INSTRUCTION — Beneath this sentence is a set of records; write each of them out exactly.

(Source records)
——

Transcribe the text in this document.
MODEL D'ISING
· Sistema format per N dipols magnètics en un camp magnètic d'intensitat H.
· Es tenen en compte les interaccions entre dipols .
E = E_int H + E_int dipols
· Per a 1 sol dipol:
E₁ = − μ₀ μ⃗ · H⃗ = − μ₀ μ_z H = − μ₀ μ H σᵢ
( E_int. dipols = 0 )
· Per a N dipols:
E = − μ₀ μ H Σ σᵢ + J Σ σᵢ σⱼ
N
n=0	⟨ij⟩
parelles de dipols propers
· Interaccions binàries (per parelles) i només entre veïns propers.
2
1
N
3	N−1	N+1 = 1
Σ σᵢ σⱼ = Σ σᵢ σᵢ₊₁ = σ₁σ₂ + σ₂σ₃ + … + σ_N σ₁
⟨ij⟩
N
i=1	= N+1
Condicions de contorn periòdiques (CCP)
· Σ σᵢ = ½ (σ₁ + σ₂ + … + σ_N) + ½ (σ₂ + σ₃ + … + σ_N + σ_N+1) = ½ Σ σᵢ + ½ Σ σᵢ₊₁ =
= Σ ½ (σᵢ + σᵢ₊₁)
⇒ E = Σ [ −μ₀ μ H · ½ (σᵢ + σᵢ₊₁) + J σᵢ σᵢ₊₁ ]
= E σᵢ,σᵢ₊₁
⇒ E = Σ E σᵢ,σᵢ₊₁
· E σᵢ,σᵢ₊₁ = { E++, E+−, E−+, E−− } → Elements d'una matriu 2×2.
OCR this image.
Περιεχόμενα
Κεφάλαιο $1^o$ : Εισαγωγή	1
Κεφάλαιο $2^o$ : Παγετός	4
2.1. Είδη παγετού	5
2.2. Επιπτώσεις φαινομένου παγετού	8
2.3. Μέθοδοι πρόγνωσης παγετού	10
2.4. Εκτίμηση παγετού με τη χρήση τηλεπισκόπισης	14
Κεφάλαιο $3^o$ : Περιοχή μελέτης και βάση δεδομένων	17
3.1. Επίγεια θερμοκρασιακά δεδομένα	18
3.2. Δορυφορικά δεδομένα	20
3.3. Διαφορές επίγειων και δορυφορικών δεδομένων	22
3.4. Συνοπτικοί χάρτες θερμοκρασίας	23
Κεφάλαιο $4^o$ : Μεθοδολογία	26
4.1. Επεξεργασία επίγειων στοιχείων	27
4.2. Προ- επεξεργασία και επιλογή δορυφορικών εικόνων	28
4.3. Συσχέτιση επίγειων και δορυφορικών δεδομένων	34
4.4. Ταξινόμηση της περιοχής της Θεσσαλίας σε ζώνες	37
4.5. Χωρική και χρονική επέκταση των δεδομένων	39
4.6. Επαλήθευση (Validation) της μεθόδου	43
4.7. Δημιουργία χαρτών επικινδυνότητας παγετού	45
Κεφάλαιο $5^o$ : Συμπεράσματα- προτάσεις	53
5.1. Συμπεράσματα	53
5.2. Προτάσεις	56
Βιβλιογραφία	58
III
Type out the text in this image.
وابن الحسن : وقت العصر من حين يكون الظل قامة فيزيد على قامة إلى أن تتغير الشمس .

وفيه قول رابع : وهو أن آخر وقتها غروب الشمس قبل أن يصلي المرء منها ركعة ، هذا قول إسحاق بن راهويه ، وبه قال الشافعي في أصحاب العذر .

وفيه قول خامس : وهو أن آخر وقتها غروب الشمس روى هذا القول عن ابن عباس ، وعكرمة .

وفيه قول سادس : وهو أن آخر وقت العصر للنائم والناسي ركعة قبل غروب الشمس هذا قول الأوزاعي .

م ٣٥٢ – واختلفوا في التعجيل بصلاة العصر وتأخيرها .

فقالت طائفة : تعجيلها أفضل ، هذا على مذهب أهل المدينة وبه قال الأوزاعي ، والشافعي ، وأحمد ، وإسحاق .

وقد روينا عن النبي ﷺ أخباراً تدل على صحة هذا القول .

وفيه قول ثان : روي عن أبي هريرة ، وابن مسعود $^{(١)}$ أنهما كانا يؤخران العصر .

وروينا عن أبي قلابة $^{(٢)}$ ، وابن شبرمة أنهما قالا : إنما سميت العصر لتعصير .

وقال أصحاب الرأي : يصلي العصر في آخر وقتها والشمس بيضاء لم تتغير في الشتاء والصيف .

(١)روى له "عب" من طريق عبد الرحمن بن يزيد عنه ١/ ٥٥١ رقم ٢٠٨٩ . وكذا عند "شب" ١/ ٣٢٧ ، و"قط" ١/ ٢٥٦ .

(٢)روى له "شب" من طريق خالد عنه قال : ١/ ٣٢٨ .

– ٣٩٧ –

——

SOLVED EXERCISE —
Transcribe the text in this document.
MODEL D'ISING
· Sistema format per N dipols magnètics en un camp magnètic d'intensitat H.
· Es tenen en compte les interaccions entre dipols .
E = E_int H + E_int dipols
· Per a 1 sol dipol:
E₁ = − μ₀ μ⃗ · H⃗ = − μ₀ μ_z H = − μ₀ μ H σᵢ
( E_int. dipols = 0 )
· Per a N dipols:
E = − μ₀ μ H Σ σᵢ + J Σ σᵢ σⱼ
N
n=0	⟨ij⟩
parelles de dipols propers
· Interaccions binàries (per parelles) i només entre veïns propers.
2
1
N
3	N−1	N+1 = 1
Σ σᵢ σⱼ = Σ σᵢ σᵢ₊₁ = σ₁σ₂ + σ₂σ₃ + … + σ_N σ₁
⟨ij⟩
N
i=1	= N+1
Condicions de contorn periòdiques (CCP)
· Σ σᵢ = ½ (σ₁ + σ₂ + … + σ_N) + ½ (σ₂ + σ₃ + … + σ_N + σ_N+1) = ½ Σ σᵢ + ½ Σ σᵢ₊₁ =
= Σ ½ (σᵢ + σᵢ₊₁)
⇒ E = Σ [ −μ₀ μ H · ½ (σᵢ + σᵢ₊₁) + J σᵢ σᵢ₊₁ ]
= E σᵢ,σᵢ₊₁
⇒ E = Σ E σᵢ,σᵢ₊₁
· E σᵢ,σᵢ₊₁ = { E++, E+−, E−+, E−− } → Elements d'una matriu 2×2.
OCR this image.
Περιεχόμενα
Κεφάλαιο $1^o$ : Εισαγωγή	1
Κεφάλαιο $2^o$ : Παγετός	4
2.1. Είδη παγετού	5
2.2. Επιπτώσεις φαινομένου παγετού	8
2.3. Μέθοδοι πρόγνωσης παγετού	10
2.4. Εκτίμηση παγετού με τη χρήση τηλεπισκόπισης	14
Κεφάλαιο $3^o$ : Περιοχή μελέτης και βάση δεδομένων	17
3.1. Επίγεια θερμοκρασιακά δεδομένα	18
3.2. Δορυφορικά δεδομένα	20
3.3. Διαφορές επίγειων και δορυφορικών δεδομένων	22
3.4. Συνοπτικοί χάρτες θερμοκρασίας	23
Κεφάλαιο $4^o$ : Μεθοδολογία	26
4.1. Επεξεργασία επίγειων στοιχείων	27
4.2. Προ- επεξεργασία και επιλογή δορυφορικών εικόνων	28
4.3. Συσχέτιση επίγειων και δορυφορικών δεδομένων	34
4.4. Ταξινόμηση της περιοχής της Θεσσαλίας σε ζώνες	37
4.5. Χωρική και χρονική επέκταση των δεδομένων	39
4.6. Επαλήθευση (Validation) της μεθόδου	43
4.7. Δημιουργία χαρτών επικινδυνότητας παγετού	45
Κεφάλαιο $5^o$ : Συμπεράσματα- προτάσεις	53
5.1. Συμπεράσματα	53
5.2. Προτάσεις	56
Βιβλιογραφία	58
III
Type out the text in this image.
وابن الحسن : وقت العصر من حين يكون الظل قامة فيزيد على قامة إلى أن تتغير الشمس .

وفيه قول رابع : وهو أن آخر وقتها غروب الشمس قبل أن يصلي المرء منها ركعة ، هذا قول إسحاق بن راهويه ، وبه قال الشافعي في أصحاب العذر .

وفيه قول خامس : وهو أن آخر وقتها غروب الشمس روى هذا القول عن ابن عباس ، وعكرمة .

وفيه قول سادس : وهو أن آخر وقت العصر للنائم والناسي ركعة قبل غروب الشمس هذا قول الأوزاعي .

م ٣٥٢ – واختلفوا في التعجيل بصلاة العصر وتأخيرها .

فقالت طائفة : تعجيلها أفضل ، هذا على مذهب أهل المدينة وبه قال الأوزاعي ، والشافعي ، وأحمد ، وإسحاق .

وقد روينا عن النبي ﷺ أخباراً تدل على صحة هذا القول .

وفيه قول ثان : روي عن أبي هريرة ، وابن مسعود $^{(١)}$ أنهما كانا يؤخران العصر .

وروينا عن أبي قلابة $^{(٢)}$ ، وابن شبرمة أنهما قالا : إنما سميت العصر لتعصير .

وقال أصحاب الرأي : يصلي العصر في آخر وقتها والشمس بيضاء لم تتغير في الشتاء والصيف .

(١)روى له "عب" من طريق عبد الرحمن بن يزيد عنه ١/ ٥٥١ رقم ٢٠٨٩ . وكذا عند "شب" ١/ ٣٢٧ ، و"قط" ١/ ٢٥٦ .

(٢)روى له "شب" من طريق خالد عنه قال : ١/ ٣٢٨ .

– ٣٩٧ –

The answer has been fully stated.